▶ _SET PROBLEM_: In the records below, count every line containing "fmaller". Reply with the number only.
** START OF DATA SHOWN **
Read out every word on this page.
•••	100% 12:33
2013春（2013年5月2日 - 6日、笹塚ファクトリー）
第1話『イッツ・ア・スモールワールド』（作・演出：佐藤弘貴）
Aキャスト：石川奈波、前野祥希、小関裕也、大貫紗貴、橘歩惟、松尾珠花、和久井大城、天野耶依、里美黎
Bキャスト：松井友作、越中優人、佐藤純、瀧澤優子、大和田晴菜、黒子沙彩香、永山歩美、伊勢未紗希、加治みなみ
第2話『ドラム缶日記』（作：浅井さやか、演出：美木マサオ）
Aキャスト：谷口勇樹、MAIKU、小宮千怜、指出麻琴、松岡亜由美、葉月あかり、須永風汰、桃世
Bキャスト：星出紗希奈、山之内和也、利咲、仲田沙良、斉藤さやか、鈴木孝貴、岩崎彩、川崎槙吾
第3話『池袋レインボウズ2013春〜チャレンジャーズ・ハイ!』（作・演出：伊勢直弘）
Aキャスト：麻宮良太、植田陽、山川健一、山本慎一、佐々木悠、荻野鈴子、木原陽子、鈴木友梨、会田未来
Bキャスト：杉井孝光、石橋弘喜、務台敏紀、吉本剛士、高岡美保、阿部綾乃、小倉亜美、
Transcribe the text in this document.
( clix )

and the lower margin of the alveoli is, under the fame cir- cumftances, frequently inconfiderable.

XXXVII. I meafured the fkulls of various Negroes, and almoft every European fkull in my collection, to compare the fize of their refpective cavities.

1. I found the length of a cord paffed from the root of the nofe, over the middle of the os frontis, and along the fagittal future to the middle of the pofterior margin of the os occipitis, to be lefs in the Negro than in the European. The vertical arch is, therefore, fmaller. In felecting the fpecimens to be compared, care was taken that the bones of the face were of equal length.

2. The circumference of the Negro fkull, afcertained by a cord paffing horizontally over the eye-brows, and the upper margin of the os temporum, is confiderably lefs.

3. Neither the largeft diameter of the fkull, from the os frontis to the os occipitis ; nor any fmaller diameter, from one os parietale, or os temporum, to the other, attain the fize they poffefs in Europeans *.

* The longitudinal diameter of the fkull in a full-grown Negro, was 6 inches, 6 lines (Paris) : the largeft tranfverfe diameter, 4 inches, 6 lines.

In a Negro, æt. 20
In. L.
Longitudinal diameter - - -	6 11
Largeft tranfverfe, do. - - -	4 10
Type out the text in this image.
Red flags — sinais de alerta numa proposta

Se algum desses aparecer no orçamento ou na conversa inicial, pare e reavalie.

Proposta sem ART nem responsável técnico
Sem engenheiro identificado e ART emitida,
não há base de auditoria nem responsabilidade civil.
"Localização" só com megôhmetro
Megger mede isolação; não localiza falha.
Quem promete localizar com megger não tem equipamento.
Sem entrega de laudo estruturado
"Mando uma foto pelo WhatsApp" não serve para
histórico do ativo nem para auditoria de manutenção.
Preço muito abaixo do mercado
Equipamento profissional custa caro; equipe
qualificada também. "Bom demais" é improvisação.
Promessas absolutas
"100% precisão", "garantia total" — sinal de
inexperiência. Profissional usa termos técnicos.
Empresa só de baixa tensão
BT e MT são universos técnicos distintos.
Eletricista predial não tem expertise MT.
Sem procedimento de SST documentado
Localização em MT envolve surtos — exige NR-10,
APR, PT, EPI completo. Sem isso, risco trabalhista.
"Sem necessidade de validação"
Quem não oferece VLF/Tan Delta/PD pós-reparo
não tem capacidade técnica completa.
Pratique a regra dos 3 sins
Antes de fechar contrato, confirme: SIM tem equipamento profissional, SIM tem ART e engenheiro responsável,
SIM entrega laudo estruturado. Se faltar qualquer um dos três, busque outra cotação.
** END OF DATA SHOWN **
▶ _TASK RESULT_: 2